**EXTRACTED ENTRIES**
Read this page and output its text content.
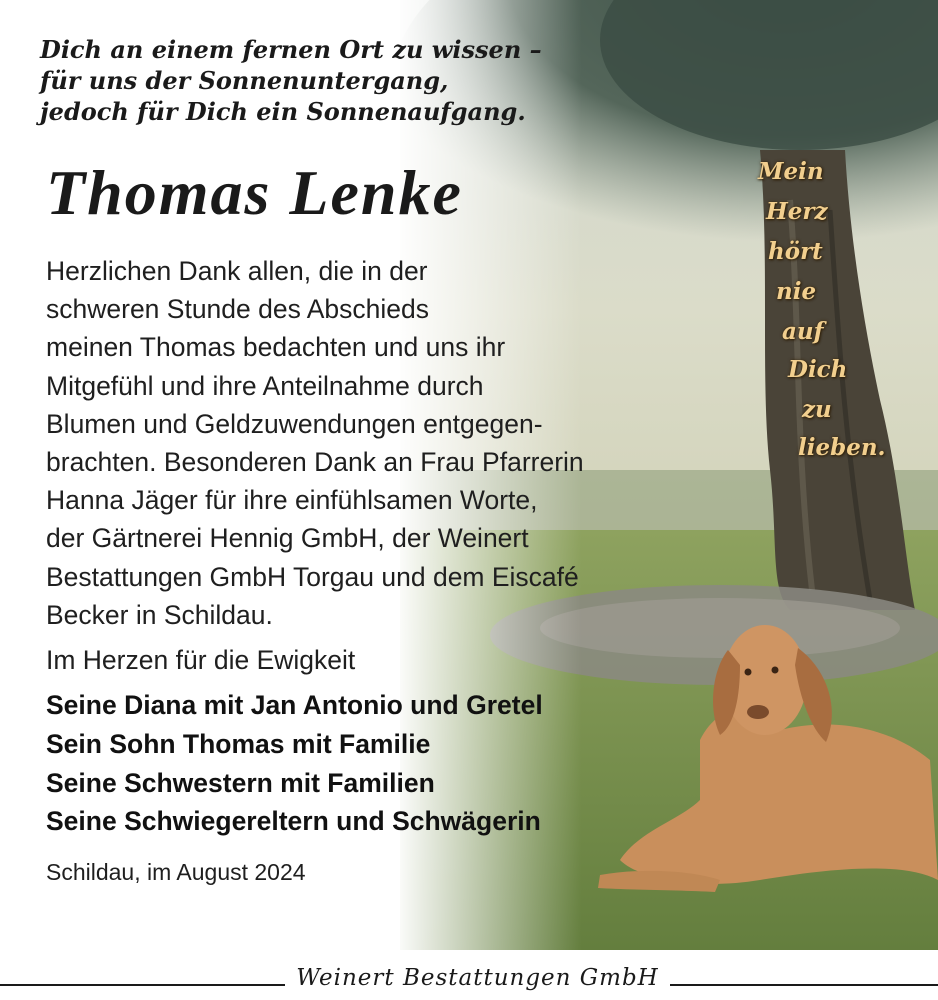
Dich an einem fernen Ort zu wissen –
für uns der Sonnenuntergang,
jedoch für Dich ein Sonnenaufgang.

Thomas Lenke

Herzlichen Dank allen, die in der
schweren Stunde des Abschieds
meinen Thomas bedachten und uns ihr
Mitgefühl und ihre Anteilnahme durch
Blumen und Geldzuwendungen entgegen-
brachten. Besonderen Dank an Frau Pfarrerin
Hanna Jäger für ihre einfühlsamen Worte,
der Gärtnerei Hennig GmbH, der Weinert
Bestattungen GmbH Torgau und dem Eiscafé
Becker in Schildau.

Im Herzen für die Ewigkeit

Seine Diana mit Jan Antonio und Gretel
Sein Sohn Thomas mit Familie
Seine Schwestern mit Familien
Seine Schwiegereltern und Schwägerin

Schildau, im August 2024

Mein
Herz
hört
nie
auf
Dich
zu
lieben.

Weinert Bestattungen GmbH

**AIM**
Return each line of the listing that holds the string "Seine".

**SOLUTION TO THIS EXERCISE**
Seine Diana mit Jan Antonio und Gretel
Seine Schwestern mit Familien
Seine Schwiegereltern und Schwägerin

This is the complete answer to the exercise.